What the task requires ▸ Send back every record exactly.

Records for the task ▸
══════════════════════════════
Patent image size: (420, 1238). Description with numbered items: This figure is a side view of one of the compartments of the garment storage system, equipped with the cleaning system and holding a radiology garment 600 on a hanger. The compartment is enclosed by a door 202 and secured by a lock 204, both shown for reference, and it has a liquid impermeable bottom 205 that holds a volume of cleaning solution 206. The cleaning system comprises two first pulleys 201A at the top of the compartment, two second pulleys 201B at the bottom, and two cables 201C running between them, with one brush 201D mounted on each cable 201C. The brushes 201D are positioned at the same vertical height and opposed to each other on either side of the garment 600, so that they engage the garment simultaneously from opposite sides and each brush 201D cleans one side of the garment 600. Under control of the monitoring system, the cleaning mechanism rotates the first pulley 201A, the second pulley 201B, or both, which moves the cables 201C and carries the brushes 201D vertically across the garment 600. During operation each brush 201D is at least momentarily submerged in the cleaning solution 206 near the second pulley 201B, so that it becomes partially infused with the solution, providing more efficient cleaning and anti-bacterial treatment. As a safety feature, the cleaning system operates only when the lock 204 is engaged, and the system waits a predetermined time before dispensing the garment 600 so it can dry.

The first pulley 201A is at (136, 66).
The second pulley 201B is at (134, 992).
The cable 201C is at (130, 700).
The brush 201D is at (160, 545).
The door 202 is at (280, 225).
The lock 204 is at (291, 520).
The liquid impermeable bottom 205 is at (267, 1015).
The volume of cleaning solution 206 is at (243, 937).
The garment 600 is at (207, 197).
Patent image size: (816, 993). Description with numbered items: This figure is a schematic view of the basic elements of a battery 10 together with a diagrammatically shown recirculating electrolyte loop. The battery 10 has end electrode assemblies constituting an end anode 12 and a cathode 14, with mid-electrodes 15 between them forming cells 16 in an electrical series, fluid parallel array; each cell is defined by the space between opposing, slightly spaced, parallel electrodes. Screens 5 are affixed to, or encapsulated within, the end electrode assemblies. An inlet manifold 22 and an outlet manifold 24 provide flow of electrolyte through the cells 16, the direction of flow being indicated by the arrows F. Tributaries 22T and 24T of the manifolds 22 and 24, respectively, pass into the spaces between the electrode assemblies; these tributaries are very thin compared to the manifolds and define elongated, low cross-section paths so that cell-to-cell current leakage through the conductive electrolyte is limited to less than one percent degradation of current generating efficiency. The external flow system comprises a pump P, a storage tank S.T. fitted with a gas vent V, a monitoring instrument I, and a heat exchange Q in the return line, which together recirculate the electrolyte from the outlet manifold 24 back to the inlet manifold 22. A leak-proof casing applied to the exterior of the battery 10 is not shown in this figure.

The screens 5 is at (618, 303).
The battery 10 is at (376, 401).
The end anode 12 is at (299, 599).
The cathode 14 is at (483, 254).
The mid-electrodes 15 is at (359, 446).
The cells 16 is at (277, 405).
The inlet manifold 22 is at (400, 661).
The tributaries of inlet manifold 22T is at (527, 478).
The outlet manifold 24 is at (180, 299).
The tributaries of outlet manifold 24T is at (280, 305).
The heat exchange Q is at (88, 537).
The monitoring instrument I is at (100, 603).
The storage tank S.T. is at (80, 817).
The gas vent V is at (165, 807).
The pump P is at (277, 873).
══════════════════════════════
Exercise result ▸
Patent image size: (420, 1238). Description with numbered items: This figure is a side view of one of the compartments of the garment storage system, equipped with the cleaning system and holding a radiology garment 600 on a hanger. The compartment is enclosed by a door 202 and secured by a lock 204, both shown for reference, and it has a liquid impermeable bottom 205 that holds a volume of cleaning solution 206. The cleaning system comprises two first pulleys 201A at the top of the compartment, two second pulleys 201B at the bottom, and two cables 201C running between them, with one brush 201D mounted on each cable 201C. The brushes 201D are positioned at the same vertical height and opposed to each other on either side of the garment 600, so that they engage the garment simultaneously from opposite sides and each brush 201D cleans one side of the garment 600. Under control of the monitoring system, the cleaning mechanism rotates the first pulley 201A, the second pulley 201B, or both, which moves the cables 201C and carries the brushes 201D vertically across the garment 600. During operation each brush 201D is at least momentarily submerged in the cleaning solution 206 near the second pulley 201B, so that it becomes partially infused with the solution, providing more efficient cleaning and anti-bacterial treatment. As a safety feature, the cleaning system operates only when the lock 204 is engaged, and the system waits a predetermined time before dispensing the garment 600 so it can dry.

The first pulley 201A is at (136, 66).
The second pulley 201B is at (134, 992).
The cable 201C is at (130, 700).
The brush 201D is at (160, 545).
The door 202 is at (280, 225).
The lock 204 is at (291, 520).
The liquid impermeable bottom 205 is at (267, 1015).
The volume of cleaning solution 206 is at (243, 937).
The garment 600 is at (207, 197).
Patent image size: (816, 993). Description with numbered items: This figure is a schematic view of the basic elements of a battery 10 together with a diagrammatically shown recirculating electrolyte loop. The battery 10 has end electrode assemblies constituting an end anode 12 and a cathode 14, with mid-electrodes 15 between them forming cells 16 in an electrical series, fluid parallel array; each cell is defined by the space between opposing, slightly spaced, parallel electrodes. Screens 5 are affixed to, or encapsulated within, the end electrode assemblies. An inlet manifold 22 and an outlet manifold 24 provide flow of electrolyte through the cells 16, the direction of flow being indicated by the arrows F. Tributaries 22T and 24T of the manifolds 22 and 24, respectively, pass into the spaces between the electrode assemblies; these tributaries are very thin compared to the manifolds and define elongated, low cross-section paths so that cell-to-cell current leakage through the conductive electrolyte is limited to less than one percent degradation of current generating efficiency. The external flow system comprises a pump P, a storage tank S.T. fitted with a gas vent V, a monitoring instrument I, and a heat exchange Q in the return line, which together recirculate the electrolyte from the outlet manifold 24 back to the inlet manifold 22. A leak-proof casing applied to the exterior of the battery 10 is not shown in this figure.

The screens 5 is at (618, 303).
The battery 10 is at (376, 401).
The end anode 12 is at (299, 599).
The cathode 14 is at (483, 254).
The mid-electrodes 15 is at (359, 446).
The cells 16 is at (277, 405).
The inlet manifold 22 is at (400, 661).
The tributaries of inlet manifold 22T is at (527, 478).
The outlet manifold 24 is at (180, 299).
The tributaries of outlet manifold 24T is at (280, 305).
The heat exchange Q is at (88, 537).
The monitoring instrument I is at (100, 603).
The storage tank S.T. is at (80, 817).
The gas vent V is at (165, 807).
The pump P is at (277, 873).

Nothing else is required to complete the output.